For this exercise, repeat all of the material verbatim apart from its images.

** BEGIN ENTRIES **

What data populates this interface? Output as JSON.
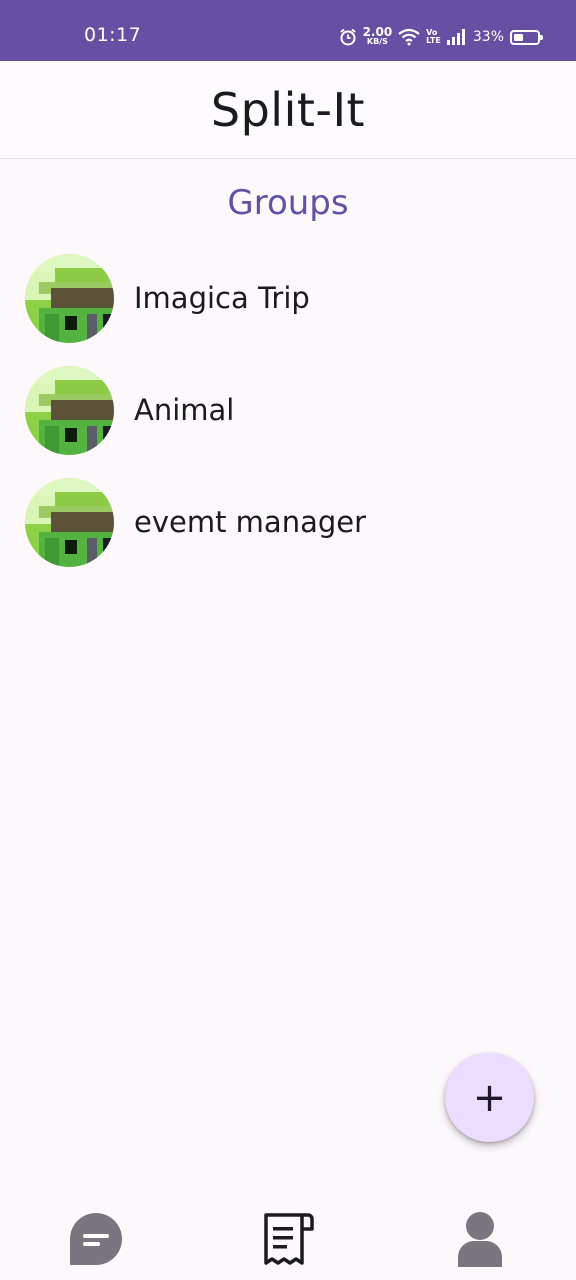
{
  "status_bar": {
    "time": "01:17",
    "net_speed_value": "2.00",
    "net_speed_unit": "KB/S",
    "volte_top": "Vo",
    "volte_bottom": "LTE",
    "battery_percent": "33%",
    "battery_level": 0.33,
    "color": "#6650a4"
  },
  "app_bar": {
    "title": "Split-It"
  },
  "groups": {
    "heading": "Groups",
    "items": [
      {
        "name": "Imagica Trip",
        "avatar": "group-avatar"
      },
      {
        "name": "Animal",
        "avatar": "group-avatar"
      },
      {
        "name": "evemt manager",
        "avatar": "group-avatar"
      }
    ]
  },
  "fab": {
    "icon": "plus-icon",
    "label": "+"
  },
  "bottom_nav": {
    "items": [
      {
        "icon": "chat-icon"
      },
      {
        "icon": "receipt-icon"
      },
      {
        "icon": "person-icon"
      }
    ]
  },
  "colors": {
    "accent": "#6650a4",
    "fab_bg": "#eaddff",
    "background": "#fdf8fc",
    "nav_icon": "#7a757f"
  }
}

** END ENTRIES **

EXERCISE SOLUTION ->
What data populates this interface? Output as JSON.
{
  "status_bar": {
    "time": "01:17",
    "net_speed_value": "2.00",
    "net_speed_unit": "KB/S",
    "volte_top": "Vo",
    "volte_bottom": "LTE",
    "battery_percent": "33%",
    "battery_level": 0.33,
    "color": "#6650a4"
  },
  "app_bar": {
    "title": "Split-It"
  },
  "groups": {
    "heading": "Groups",
    "items": [
      {
        "name": "Imagica Trip",
        "avatar": "group-avatar"
      },
      {
        "name": "Animal",
        "avatar": "group-avatar"
      },
      {
        "name": "evemt manager",
        "avatar": "group-avatar"
      }
    ]
  },
  "fab": {
    "icon": "plus-icon",
    "label": "+"
  },
  "bottom_nav": {
    "items": [
      {
        "icon": "chat-icon"
      },
      {
        "icon": "receipt-icon"
      },
      {
        "icon": "person-icon"
      }
    ]
  },
  "colors": {
    "accent": "#6650a4",
    "fab_bg": "#eaddff",
    "background": "#fdf8fc",
    "nav_icon": "#7a757f"
  }
}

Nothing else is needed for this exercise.